**Exercise instructions:**
Answer with a single number: the count of lines that hold "Na₂CO₃".
[START OF Given records]
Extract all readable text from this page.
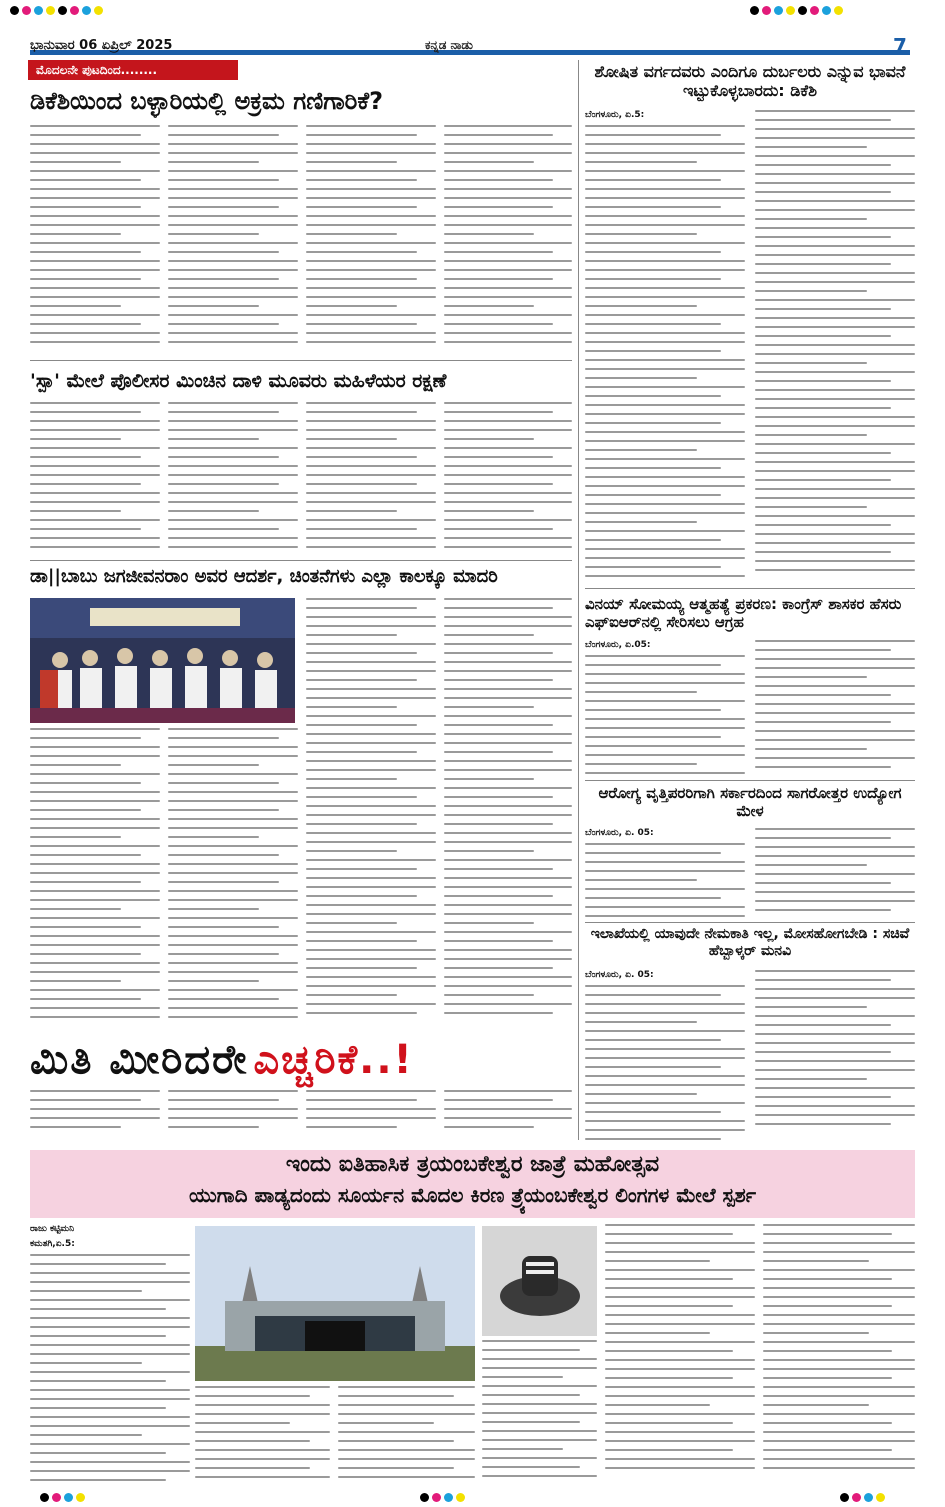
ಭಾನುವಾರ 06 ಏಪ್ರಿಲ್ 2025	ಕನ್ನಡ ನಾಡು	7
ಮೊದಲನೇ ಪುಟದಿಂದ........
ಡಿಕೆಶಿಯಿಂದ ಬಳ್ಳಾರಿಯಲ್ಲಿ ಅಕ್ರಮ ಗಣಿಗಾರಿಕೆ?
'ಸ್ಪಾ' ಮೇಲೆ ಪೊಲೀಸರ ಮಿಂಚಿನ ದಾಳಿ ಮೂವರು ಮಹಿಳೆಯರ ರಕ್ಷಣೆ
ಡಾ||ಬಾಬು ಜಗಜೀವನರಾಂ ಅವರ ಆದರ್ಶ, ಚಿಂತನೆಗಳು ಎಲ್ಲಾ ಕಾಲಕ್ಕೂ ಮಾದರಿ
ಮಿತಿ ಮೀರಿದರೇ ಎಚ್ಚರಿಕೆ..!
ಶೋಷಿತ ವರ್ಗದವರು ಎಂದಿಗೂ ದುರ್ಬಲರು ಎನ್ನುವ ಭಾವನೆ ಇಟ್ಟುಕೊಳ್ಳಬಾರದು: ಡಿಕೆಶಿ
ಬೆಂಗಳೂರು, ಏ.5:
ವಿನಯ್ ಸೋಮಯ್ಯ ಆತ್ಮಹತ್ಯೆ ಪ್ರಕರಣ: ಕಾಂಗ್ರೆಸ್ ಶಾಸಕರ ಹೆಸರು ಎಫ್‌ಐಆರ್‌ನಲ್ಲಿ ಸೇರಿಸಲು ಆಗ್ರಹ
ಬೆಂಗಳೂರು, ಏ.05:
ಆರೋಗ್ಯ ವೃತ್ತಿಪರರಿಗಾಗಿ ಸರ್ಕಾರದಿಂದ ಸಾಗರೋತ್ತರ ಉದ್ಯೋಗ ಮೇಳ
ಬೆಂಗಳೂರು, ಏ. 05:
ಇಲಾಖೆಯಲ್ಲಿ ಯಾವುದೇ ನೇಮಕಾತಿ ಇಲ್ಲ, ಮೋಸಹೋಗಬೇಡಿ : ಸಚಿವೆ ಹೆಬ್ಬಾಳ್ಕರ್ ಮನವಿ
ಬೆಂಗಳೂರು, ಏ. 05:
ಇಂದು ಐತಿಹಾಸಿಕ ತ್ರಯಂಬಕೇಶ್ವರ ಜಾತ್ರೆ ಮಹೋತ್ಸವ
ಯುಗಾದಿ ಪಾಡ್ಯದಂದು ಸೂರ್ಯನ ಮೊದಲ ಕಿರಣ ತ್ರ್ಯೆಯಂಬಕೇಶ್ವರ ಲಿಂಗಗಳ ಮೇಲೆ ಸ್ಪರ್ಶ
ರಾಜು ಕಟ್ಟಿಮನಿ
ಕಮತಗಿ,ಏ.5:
[END OF Given records]
[START OF Given records]
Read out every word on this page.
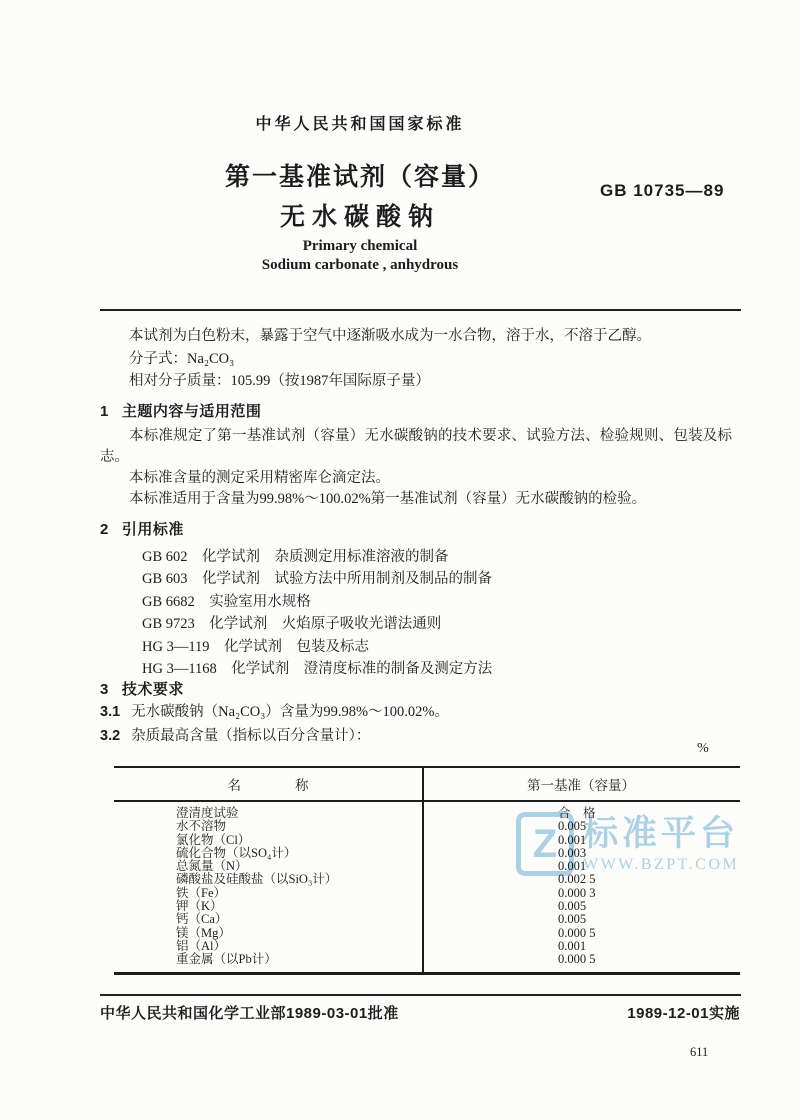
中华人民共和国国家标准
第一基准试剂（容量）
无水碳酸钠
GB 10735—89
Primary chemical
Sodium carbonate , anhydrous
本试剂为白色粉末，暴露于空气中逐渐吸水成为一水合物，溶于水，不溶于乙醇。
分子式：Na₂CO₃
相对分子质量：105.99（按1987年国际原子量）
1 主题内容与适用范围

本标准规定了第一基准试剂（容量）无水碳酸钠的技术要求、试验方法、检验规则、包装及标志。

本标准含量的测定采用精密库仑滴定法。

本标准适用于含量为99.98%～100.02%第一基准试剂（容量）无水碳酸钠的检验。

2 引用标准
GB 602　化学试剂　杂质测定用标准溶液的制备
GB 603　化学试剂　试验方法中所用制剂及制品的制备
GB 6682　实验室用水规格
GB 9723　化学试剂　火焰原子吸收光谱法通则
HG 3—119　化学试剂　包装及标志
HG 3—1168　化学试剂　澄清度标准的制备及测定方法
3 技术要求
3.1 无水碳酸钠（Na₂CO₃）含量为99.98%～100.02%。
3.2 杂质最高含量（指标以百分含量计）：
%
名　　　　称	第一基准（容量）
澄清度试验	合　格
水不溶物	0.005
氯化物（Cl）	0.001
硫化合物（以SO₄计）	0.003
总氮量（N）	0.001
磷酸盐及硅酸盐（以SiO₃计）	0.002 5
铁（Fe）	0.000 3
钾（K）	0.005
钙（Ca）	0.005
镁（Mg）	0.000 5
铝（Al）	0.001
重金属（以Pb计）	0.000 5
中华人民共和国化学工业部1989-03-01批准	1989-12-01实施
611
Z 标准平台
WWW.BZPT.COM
[END OF Given records]
[START OF Given records]
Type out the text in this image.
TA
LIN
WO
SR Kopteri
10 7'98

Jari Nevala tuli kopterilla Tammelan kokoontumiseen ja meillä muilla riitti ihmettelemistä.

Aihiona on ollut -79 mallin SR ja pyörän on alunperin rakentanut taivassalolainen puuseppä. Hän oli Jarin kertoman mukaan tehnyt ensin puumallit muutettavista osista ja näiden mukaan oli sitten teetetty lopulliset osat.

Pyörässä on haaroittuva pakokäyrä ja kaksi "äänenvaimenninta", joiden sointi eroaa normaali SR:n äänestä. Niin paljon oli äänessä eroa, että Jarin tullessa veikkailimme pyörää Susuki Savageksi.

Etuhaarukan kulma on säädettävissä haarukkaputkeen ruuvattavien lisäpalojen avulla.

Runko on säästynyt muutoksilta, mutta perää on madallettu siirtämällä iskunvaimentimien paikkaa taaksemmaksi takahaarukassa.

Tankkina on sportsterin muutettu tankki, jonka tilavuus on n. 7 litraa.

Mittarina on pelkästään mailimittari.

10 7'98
[END OF Given records]
**Solved exercise:**
2